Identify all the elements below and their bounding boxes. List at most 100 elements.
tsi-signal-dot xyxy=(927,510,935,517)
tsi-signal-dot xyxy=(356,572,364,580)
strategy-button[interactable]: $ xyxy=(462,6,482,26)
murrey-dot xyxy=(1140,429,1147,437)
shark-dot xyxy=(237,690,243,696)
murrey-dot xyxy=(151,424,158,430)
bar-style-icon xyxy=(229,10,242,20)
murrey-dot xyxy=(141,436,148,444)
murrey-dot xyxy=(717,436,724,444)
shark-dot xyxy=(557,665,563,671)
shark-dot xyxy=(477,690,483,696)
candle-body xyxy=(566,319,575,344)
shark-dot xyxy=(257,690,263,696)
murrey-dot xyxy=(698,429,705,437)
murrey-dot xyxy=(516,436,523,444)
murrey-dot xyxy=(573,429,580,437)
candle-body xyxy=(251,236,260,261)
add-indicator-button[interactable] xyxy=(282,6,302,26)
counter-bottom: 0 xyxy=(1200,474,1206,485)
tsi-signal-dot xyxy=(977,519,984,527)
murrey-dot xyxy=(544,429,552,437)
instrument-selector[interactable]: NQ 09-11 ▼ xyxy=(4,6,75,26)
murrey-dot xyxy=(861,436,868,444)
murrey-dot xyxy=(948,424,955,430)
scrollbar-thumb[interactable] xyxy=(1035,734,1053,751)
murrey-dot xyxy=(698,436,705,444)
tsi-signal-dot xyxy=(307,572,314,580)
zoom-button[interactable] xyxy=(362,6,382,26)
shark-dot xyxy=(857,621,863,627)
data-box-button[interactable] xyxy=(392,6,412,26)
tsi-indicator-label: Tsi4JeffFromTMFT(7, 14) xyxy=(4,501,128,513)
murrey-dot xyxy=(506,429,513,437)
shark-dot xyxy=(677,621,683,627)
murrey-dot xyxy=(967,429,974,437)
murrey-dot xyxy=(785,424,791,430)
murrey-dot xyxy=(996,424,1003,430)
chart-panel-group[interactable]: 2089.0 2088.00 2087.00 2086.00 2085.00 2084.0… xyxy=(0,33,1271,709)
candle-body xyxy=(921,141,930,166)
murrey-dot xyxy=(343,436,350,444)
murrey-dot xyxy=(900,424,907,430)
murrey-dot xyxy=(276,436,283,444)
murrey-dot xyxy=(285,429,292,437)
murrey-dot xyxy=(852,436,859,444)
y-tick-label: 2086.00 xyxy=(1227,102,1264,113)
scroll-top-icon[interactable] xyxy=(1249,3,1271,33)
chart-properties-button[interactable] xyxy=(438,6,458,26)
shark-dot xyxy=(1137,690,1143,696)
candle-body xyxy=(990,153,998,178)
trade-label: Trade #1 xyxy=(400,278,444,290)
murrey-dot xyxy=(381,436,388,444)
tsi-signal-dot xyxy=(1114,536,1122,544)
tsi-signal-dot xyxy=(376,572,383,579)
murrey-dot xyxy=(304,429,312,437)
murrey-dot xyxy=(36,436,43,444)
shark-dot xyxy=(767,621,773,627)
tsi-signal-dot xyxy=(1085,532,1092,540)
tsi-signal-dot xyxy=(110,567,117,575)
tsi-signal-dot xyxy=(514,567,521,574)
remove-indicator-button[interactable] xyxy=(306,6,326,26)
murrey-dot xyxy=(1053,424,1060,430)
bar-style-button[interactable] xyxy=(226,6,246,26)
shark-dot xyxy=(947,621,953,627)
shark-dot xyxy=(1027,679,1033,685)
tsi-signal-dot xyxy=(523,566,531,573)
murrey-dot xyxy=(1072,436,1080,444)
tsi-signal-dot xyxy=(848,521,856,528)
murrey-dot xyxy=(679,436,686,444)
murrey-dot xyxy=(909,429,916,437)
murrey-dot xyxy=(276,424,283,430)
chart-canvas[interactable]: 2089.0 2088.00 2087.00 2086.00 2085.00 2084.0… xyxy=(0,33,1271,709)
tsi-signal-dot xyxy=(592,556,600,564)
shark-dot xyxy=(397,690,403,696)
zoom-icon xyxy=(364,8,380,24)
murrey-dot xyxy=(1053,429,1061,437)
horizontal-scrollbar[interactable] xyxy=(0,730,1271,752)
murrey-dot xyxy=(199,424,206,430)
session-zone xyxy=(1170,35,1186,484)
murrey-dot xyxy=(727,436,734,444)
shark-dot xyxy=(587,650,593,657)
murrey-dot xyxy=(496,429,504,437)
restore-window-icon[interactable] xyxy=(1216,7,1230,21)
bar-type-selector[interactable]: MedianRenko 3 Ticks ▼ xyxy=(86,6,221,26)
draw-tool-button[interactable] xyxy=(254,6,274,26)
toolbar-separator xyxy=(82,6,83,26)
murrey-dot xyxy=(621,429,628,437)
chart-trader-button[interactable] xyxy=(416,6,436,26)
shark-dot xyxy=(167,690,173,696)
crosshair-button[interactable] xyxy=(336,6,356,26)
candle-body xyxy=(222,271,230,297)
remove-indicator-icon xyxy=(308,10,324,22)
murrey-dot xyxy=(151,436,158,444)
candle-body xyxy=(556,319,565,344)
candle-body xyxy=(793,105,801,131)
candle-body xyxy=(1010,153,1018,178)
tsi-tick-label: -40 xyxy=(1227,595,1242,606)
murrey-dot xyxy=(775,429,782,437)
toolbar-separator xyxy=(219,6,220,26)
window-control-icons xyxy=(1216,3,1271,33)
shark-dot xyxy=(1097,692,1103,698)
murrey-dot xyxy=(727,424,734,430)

Exercise directions: Update the rows from the first line through the line with "murrey-dot xyxy=(573,429,580,437)", replacing "shark-dot" with "shark-marker" and leaving everything else as it is.

Answer for the task:
Identify all the elements below and their bounding boxes. List at most 100 elements.
tsi-signal-dot xyxy=(927,510,935,517)
tsi-signal-dot xyxy=(356,572,364,580)
strategy-button[interactable]: $ xyxy=(462,6,482,26)
murrey-dot xyxy=(1140,429,1147,437)
shark-marker xyxy=(237,690,243,696)
murrey-dot xyxy=(151,424,158,430)
bar-style-icon xyxy=(229,10,242,20)
murrey-dot xyxy=(141,436,148,444)
murrey-dot xyxy=(717,436,724,444)
shark-marker xyxy=(557,665,563,671)
shark-marker xyxy=(477,690,483,696)
candle-body xyxy=(566,319,575,344)
shark-marker xyxy=(257,690,263,696)
murrey-dot xyxy=(698,429,705,437)
murrey-dot xyxy=(516,436,523,444)
murrey-dot xyxy=(573,429,580,437)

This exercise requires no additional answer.